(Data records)
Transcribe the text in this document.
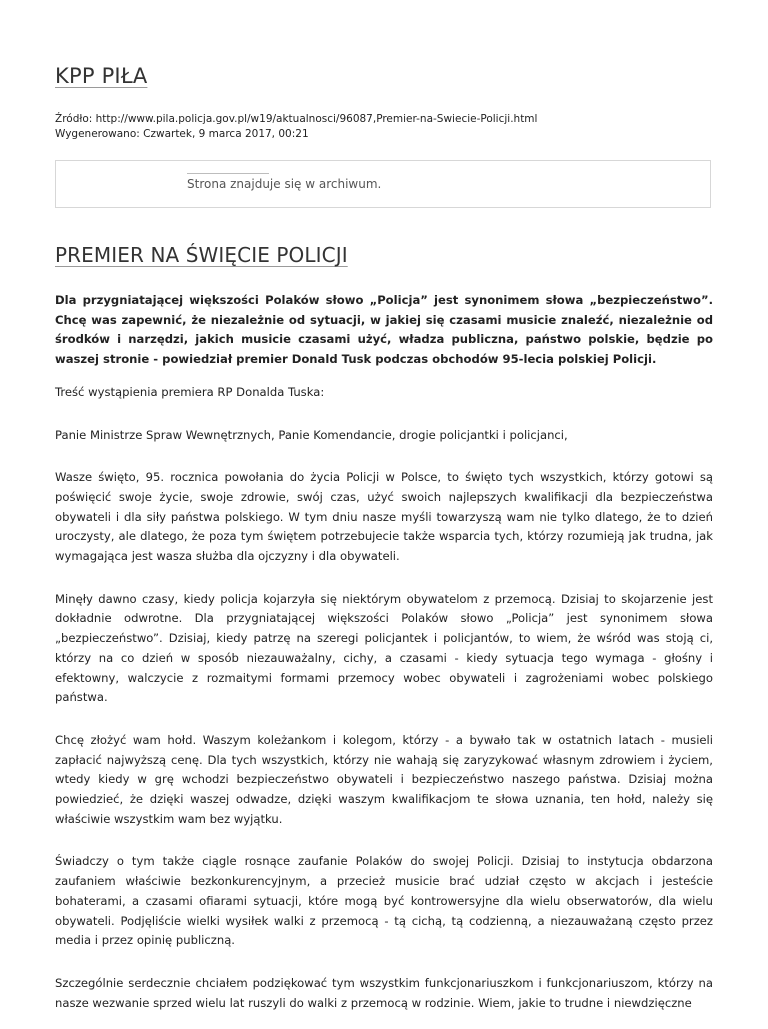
KPP PIŁA
Źródło: http://www.pila.policja.gov.pl/w19/aktualnosci/96087,Premier-na-Swiecie-Policji.html
Wygenerowano: Czwartek, 9 marca 2017, 00:21
Strona znajduje się w archiwum.
PREMIER NA ŚWIĘCIE POLICJI

Dla przygniatającej większości Polaków słowo „Policja” jest synonimem słowa „bezpieczeństwo”. Chcę was zapewnić, że niezależnie od sytuacji, w jakiej się czasami musicie znaleźć, niezależnie od środków i narzędzi, jakich musicie czasami użyć, władza publiczna, państwo polskie, będzie po waszej stronie - powiedział premier Donald Tusk podczas obchodów 95-lecia polskiej Policji.

Treść wystąpienia premiera RP Donalda Tuska:

Panie Ministrze Spraw Wewnętrznych, Panie Komendancie, drogie policjantki i policjanci,

Wasze święto, 95. rocznica powołania do życia Policji w Polsce, to święto tych wszystkich, którzy gotowi są poświęcić swoje życie, swoje zdrowie, swój czas, użyć swoich najlepszych kwalifikacji dla bezpieczeństwa obywateli i dla siły państwa polskiego. W tym dniu nasze myśli towarzyszą wam nie tylko dlatego, że to dzień uroczysty, ale dlatego, że poza tym świętem potrzebujecie także wsparcia tych, którzy rozumieją jak trudna, jak wymagająca jest wasza służba dla ojczyzny i dla obywateli.

Minęły dawno czasy, kiedy policja kojarzyła się niektórym obywatelom z przemocą. Dzisiaj to skojarzenie jest dokładnie odwrotne. Dla przygniatającej większości Polaków słowo „Policja” jest synonimem słowa „bezpieczeństwo”. Dzisiaj, kiedy patrzę na szeregi policjantek i policjantów, to wiem, że wśród was stoją ci, którzy na co dzień w sposób niezauważalny, cichy, a czasami - kiedy sytuacja tego wymaga - głośny i efektowny, walczycie z rozmaitymi formami przemocy wobec obywateli i zagrożeniami wobec polskiego państwa.

Chcę złożyć wam hołd. Waszym koleżankom i kolegom, którzy - a bywało tak w ostatnich latach - musieli zapłacić najwyższą cenę. Dla tych wszystkich, którzy nie wahają się zaryzykować własnym zdrowiem i życiem, wtedy kiedy w grę wchodzi bezpieczeństwo obywateli i bezpieczeństwo naszego państwa. Dzisiaj można powiedzieć, że dzięki waszej odwadze, dzięki waszym kwalifikacjom te słowa uznania, ten hołd, należy się właściwie wszystkim wam bez wyjątku.

Świadczy o tym także ciągle rosnące zaufanie Polaków do swojej Policji. Dzisiaj to instytucja obdarzona zaufaniem właściwie bezkonkurencyjnym, a przecież musicie brać udział często w akcjach i jesteście bohaterami, a czasami ofiarami sytuacji, które mogą być kontrowersyjne dla wielu obserwatorów, dla wielu obywateli. Podjęliście wielki wysiłek walki z przemocą - tą cichą, tą codzienną, a niezauważaną często przez media i przez opinię publiczną.

Szczególnie serdecznie chciałem podziękować tym wszystkim funkcjonariuszkom i funkcjonariuszom, którzy na nasze wezwanie sprzed wielu lat ruszyli do walki z przemocą w rodzinie. Wiem, jakie to trudne i niewdzięczne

◆ Job: Except for the pictures, print the data above exactly.

◆ Right answer:
Transcribe the text in this document.
KPP PIŁA
Źródło: http://www.pila.policja.gov.pl/w19/aktualnosci/96087,Premier-na-Swiecie-Policji.html
Wygenerowano: Czwartek, 9 marca 2017, 00:21
Strona znajduje się w archiwum.
PREMIER NA ŚWIĘCIE POLICJI

Dla przygniatającej większości Polaków słowo „Policja” jest synonimem słowa „bezpieczeństwo”. Chcę was zapewnić, że niezależnie od sytuacji, w jakiej się czasami musicie znaleźć, niezależnie od środków i narzędzi, jakich musicie czasami użyć, władza publiczna, państwo polskie, będzie po waszej stronie - powiedział premier Donald Tusk podczas obchodów 95-lecia polskiej Policji.

Treść wystąpienia premiera RP Donalda Tuska:

Panie Ministrze Spraw Wewnętrznych, Panie Komendancie, drogie policjantki i policjanci,

Wasze święto, 95. rocznica powołania do życia Policji w Polsce, to święto tych wszystkich, którzy gotowi są poświęcić swoje życie, swoje zdrowie, swój czas, użyć swoich najlepszych kwalifikacji dla bezpieczeństwa obywateli i dla siły państwa polskiego. W tym dniu nasze myśli towarzyszą wam nie tylko dlatego, że to dzień uroczysty, ale dlatego, że poza tym świętem potrzebujecie także wsparcia tych, którzy rozumieją jak trudna, jak wymagająca jest wasza służba dla ojczyzny i dla obywateli.

Minęły dawno czasy, kiedy policja kojarzyła się niektórym obywatelom z przemocą. Dzisiaj to skojarzenie jest dokładnie odwrotne. Dla przygniatającej większości Polaków słowo „Policja” jest synonimem słowa „bezpieczeństwo”. Dzisiaj, kiedy patrzę na szeregi policjantek i policjantów, to wiem, że wśród was stoją ci, którzy na co dzień w sposób niezauważalny, cichy, a czasami - kiedy sytuacja tego wymaga - głośny i efektowny, walczycie z rozmaitymi formami przemocy wobec obywateli i zagrożeniami wobec polskiego państwa.

Chcę złożyć wam hołd. Waszym koleżankom i kolegom, którzy - a bywało tak w ostatnich latach - musieli zapłacić najwyższą cenę. Dla tych wszystkich, którzy nie wahają się zaryzykować własnym zdrowiem i życiem, wtedy kiedy w grę wchodzi bezpieczeństwo obywateli i bezpieczeństwo naszego państwa. Dzisiaj można powiedzieć, że dzięki waszej odwadze, dzięki waszym kwalifikacjom te słowa uznania, ten hołd, należy się właściwie wszystkim wam bez wyjątku.

Świadczy o tym także ciągle rosnące zaufanie Polaków do swojej Policji. Dzisiaj to instytucja obdarzona zaufaniem właściwie bezkonkurencyjnym, a przecież musicie brać udział często w akcjach i jesteście bohaterami, a czasami ofiarami sytuacji, które mogą być kontrowersyjne dla wielu obserwatorów, dla wielu obywateli. Podjęliście wielki wysiłek walki z przemocą - tą cichą, tą codzienną, a niezauważaną często przez media i przez opinię publiczną.

Szczególnie serdecznie chciałem podziękować tym wszystkim funkcjonariuszkom i funkcjonariuszom, którzy na nasze wezwanie sprzed wielu lat ruszyli do walki z przemocą w rodzinie. Wiem, jakie to trudne i niewdzięczne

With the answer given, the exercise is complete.